Your objective » Repeat the whole listing below, word for word.

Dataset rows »
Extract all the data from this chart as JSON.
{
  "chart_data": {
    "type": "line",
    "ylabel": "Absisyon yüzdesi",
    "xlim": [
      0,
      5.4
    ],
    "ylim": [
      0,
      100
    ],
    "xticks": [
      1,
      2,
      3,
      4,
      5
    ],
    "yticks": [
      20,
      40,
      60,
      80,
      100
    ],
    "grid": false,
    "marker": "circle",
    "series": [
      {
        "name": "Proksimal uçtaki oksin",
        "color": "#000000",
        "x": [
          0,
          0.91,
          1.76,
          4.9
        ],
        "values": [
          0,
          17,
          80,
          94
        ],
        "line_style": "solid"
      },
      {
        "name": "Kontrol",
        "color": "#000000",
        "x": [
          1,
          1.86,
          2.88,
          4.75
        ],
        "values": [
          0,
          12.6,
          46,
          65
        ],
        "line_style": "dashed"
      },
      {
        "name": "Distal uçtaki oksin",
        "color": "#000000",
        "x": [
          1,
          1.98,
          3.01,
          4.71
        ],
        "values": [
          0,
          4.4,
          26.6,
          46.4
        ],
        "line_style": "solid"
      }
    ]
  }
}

Solution to this task »
Extract all the data from this chart as JSON.
{
  "chart_data": {
    "type": "line",
    "ylabel": "Absisyon yüzdesi",
    "xlim": [
      0,
      5.4
    ],
    "ylim": [
      0,
      100
    ],
    "xticks": [
      1,
      2,
      3,
      4,
      5
    ],
    "yticks": [
      20,
      40,
      60,
      80,
      100
    ],
    "grid": false,
    "marker": "circle",
    "series": [
      {
        "name": "Proksimal uçtaki oksin",
        "color": "#000000",
        "x": [
          0,
          0.91,
          1.76,
          4.9
        ],
        "values": [
          0,
          17,
          80,
          94
        ],
        "line_style": "solid"
      },
      {
        "name": "Kontrol",
        "color": "#000000",
        "x": [
          1,
          1.86,
          2.88,
          4.75
        ],
        "values": [
          0,
          12.6,
          46,
          65
        ],
        "line_style": "dashed"
      },
      {
        "name": "Distal uçtaki oksin",
        "color": "#000000",
        "x": [
          1,
          1.98,
          3.01,
          4.71
        ],
        "values": [
          0,
          4.4,
          26.6,
          46.4
        ],
        "line_style": "solid"
      }
    ]
  }
}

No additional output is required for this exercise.